** start of RECORD EXTRACTS **

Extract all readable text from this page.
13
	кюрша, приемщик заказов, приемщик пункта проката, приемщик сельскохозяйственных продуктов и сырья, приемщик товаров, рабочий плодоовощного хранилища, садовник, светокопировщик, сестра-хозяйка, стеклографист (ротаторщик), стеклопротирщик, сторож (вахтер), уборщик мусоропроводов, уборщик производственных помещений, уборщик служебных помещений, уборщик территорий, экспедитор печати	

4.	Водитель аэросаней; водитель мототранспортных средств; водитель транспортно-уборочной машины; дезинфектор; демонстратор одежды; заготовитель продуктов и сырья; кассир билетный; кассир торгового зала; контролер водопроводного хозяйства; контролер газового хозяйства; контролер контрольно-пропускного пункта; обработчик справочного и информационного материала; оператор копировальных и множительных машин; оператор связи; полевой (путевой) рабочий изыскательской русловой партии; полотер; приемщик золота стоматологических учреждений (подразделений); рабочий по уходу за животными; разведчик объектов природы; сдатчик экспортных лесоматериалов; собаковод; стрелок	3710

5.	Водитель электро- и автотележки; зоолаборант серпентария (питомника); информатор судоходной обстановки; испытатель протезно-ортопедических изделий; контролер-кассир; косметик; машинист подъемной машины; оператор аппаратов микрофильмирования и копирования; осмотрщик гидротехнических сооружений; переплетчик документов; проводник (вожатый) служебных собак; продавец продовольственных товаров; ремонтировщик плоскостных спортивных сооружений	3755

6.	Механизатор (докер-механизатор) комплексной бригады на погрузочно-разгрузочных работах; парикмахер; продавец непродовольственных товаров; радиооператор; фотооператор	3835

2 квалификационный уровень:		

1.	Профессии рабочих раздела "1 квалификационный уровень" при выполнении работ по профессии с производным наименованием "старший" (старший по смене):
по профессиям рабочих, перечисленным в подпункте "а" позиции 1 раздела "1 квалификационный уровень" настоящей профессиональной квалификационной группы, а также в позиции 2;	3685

** end of RECORD EXTRACTS **

> [TO BE DONE]: Transcribe every entry verbatim.

> [WORKED ANSWER]:
Extract all readable text from this page.
13
	кюрша, приемщик заказов, приемщик пункта проката, приемщик сельскохозяйственных продуктов и сырья, приемщик товаров, рабочий плодоовощного хранилища, садовник, светокопировщик, сестра-хозяйка, стеклографист (ротаторщик), стеклопротирщик, сторож (вахтер), уборщик мусоропроводов, уборщик производственных помещений, уборщик служебных помещений, уборщик территорий, экспедитор печати	

4.	Водитель аэросаней; водитель мототранспортных средств; водитель транспортно-уборочной машины; дезинфектор; демонстратор одежды; заготовитель продуктов и сырья; кассир билетный; кассир торгового зала; контролер водопроводного хозяйства; контролер газового хозяйства; контролер контрольно-пропускного пункта; обработчик справочного и информационного материала; оператор копировальных и множительных машин; оператор связи; полевой (путевой) рабочий изыскательской русловой партии; полотер; приемщик золота стоматологических учреждений (подразделений); рабочий по уходу за животными; разведчик объектов природы; сдатчик экспортных лесоматериалов; собаковод; стрелок	3710

5.	Водитель электро- и автотележки; зоолаборант серпентария (питомника); информатор судоходной обстановки; испытатель протезно-ортопедических изделий; контролер-кассир; косметик; машинист подъемной машины; оператор аппаратов микрофильмирования и копирования; осмотрщик гидротехнических сооружений; переплетчик документов; проводник (вожатый) служебных собак; продавец продовольственных товаров; ремонтировщик плоскостных спортивных сооружений	3755

6.	Механизатор (докер-механизатор) комплексной бригады на погрузочно-разгрузочных работах; парикмахер; продавец непродовольственных товаров; радиооператор; фотооператор	3835

2 квалификационный уровень:		

1.	Профессии рабочих раздела "1 квалификационный уровень" при выполнении работ по профессии с производным наименованием "старший" (старший по смене):
по профессиям рабочих, перечисленным в подпункте "а" позиции 1 раздела "1 квалификационный уровень" настоящей профессиональной квалификационной группы, а также в позиции 2;	3685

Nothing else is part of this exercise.